SOURCE EXCERPT>
>> begin
Carol & Company is an American comedy anthology television series starring Carol Burnett, Jeremy Piven, Meagen Fay, Terry Kiser, Anita Barone, Richard Kind and Peter Krause that aired for two seasons on NBC from March 31, 1990, to July 20, 1991.

Overview
Carol & Company began as a mid-season replacement from March 31 to June 2, 1990, and was subsequently picked up for a full season which ran from September 22, 1990, until July 20, 1991.

Unlike Carol Burnett's previous variety shows, Carol & Company was an anthology series which applied an unusual repertory approach to television comedy. Every week, Burnett and her fellow players (Krause, Piven, Fay, Kiser, Barone and Kind) performed a different half-hour comedy playlet. Only the performers remained the same from week to week; there were no ongoing characters or plots, although there were guest stars from time to time including Betty White, Christopher Reeve, Swoosie Kurtz and Burnett's daughter Carrie Hamilton. In 1991, Burnett's cohort, Tim Conway, made a cameo appearance as an audience member in the episode, "That Little Extra Something."
>> end
EXTRACTED DATA>
>> begin
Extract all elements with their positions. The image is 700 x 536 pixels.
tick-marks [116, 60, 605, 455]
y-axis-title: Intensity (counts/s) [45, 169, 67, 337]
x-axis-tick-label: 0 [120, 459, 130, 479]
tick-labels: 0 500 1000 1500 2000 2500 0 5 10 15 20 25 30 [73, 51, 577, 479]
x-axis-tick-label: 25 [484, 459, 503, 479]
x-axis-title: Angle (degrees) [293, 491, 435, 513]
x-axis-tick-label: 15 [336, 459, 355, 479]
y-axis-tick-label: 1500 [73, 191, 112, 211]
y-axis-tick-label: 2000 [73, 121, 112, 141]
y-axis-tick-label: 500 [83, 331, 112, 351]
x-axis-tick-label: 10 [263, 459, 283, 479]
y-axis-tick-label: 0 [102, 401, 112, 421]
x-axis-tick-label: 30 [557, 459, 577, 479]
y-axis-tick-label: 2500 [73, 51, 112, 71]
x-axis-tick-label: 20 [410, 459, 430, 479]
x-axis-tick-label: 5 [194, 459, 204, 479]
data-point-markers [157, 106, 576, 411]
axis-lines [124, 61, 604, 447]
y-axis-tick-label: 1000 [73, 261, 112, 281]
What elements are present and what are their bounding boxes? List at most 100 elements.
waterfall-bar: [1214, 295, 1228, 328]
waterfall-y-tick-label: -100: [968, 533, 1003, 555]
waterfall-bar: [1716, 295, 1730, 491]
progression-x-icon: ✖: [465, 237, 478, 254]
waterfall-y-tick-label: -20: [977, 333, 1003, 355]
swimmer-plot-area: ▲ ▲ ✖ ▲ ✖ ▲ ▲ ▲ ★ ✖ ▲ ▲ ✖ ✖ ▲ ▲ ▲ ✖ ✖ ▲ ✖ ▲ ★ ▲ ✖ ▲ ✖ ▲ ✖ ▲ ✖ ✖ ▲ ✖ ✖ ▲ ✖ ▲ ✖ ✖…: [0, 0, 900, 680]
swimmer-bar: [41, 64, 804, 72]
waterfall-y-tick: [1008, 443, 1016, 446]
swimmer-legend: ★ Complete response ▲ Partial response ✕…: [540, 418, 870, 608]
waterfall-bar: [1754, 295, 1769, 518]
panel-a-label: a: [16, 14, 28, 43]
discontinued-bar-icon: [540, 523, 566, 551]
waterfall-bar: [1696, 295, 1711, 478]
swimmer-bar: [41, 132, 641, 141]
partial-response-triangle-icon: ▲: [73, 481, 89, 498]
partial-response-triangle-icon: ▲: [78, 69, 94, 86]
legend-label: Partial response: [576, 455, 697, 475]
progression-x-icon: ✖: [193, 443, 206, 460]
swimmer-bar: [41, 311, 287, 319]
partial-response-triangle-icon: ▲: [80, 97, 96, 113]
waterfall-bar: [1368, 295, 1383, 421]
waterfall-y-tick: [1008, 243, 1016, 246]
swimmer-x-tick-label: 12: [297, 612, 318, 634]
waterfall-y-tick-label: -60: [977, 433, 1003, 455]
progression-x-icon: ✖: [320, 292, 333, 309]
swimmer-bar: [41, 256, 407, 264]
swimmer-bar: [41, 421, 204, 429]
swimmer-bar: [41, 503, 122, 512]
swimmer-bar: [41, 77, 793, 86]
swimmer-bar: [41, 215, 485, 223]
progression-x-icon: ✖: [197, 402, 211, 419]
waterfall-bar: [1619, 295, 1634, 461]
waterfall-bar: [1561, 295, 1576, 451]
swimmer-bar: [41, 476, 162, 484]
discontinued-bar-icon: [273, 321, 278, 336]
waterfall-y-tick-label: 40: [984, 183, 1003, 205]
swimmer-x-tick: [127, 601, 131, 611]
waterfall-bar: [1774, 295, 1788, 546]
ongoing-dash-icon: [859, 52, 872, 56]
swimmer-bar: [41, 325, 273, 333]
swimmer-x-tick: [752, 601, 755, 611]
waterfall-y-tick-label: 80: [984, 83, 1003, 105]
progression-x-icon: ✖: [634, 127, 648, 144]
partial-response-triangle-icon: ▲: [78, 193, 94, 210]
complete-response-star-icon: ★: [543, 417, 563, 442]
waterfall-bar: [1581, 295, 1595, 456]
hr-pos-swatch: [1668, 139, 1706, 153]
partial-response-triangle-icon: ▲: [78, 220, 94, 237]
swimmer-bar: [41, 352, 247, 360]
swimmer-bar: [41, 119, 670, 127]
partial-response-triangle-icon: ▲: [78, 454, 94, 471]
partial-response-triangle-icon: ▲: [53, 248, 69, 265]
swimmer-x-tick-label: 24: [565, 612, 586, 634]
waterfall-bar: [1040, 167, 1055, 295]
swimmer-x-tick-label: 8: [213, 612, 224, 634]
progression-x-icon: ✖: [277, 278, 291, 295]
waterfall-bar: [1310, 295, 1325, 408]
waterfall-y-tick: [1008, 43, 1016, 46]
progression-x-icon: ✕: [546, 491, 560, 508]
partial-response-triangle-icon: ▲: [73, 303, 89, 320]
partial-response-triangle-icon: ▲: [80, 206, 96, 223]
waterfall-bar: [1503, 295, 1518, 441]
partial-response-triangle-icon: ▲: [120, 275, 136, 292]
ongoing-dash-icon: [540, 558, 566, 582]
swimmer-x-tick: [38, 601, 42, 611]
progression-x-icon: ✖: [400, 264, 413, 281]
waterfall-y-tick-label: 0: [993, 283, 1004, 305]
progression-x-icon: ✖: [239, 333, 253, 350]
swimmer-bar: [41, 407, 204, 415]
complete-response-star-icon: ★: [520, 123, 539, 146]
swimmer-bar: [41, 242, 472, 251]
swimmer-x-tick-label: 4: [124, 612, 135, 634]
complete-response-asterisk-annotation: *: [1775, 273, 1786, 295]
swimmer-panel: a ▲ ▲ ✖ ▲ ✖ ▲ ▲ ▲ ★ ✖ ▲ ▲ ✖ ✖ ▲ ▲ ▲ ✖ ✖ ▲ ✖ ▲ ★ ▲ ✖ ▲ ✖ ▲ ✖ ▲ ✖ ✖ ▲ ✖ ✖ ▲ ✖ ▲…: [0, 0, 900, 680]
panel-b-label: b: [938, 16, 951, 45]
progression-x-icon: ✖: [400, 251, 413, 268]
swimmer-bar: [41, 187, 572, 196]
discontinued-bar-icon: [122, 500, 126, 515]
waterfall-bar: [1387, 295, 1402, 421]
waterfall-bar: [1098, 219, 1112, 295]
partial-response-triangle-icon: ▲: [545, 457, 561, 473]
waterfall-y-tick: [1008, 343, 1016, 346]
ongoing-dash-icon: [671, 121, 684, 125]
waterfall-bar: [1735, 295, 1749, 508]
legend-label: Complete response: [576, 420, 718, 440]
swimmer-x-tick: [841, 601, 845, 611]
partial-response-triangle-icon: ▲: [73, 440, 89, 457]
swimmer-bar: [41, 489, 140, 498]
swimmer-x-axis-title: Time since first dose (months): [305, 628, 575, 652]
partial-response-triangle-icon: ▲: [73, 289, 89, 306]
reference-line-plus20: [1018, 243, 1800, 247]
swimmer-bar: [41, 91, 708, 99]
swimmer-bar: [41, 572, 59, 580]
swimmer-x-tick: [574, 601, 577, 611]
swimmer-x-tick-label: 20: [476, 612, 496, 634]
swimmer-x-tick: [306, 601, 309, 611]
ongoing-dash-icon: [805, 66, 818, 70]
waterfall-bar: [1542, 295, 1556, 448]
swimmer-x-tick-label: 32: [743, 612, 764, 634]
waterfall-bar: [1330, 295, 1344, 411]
>> end
TO-DO LIST>
• A. Shorten the paragraph of the passage on Carol & Company that opens with "Unlike Carol Burnett's previous variety shows" into a brief bulleted list that keeps its main facts.
• B. Repeat word for word part of the passage on Carol & Company, beginning at the words "Carol & Company is" and stopping after the words "to July 20, 1991.".
The data is from a separate source and has no connection to the passage on Carol & Company.

TASK SOLUTIONS>
• A.
- Unlike Burnett's earlier variety shows, Carol & Company was an anthology series with a repertory approach to comedy.
- Each week, Burnett, Krause, Piven, Fay, Kiser, Barone and Kind performed a different half-hour comedy playlet.
- Only the performers stayed the same. There were no ongoing characters or plots.
- Guest stars sometimes appeared, including Betty White, Christopher Reeve, Swoosie Kurtz and Burnett's daughter Carrie Hamilton.
- In 1991, Tim Conway made a cameo as an audience member in "That Little Extra Something."

• B.
Carol & Company is an American comedy anthology television series starring Carol Burnett, Jeremy Piven, Meagen Fay, Terry Kiser, Anita Barone, Richard Kind and Peter Krause that aired for two seasons on NBC from March 31, 1990, to July 20, 1991.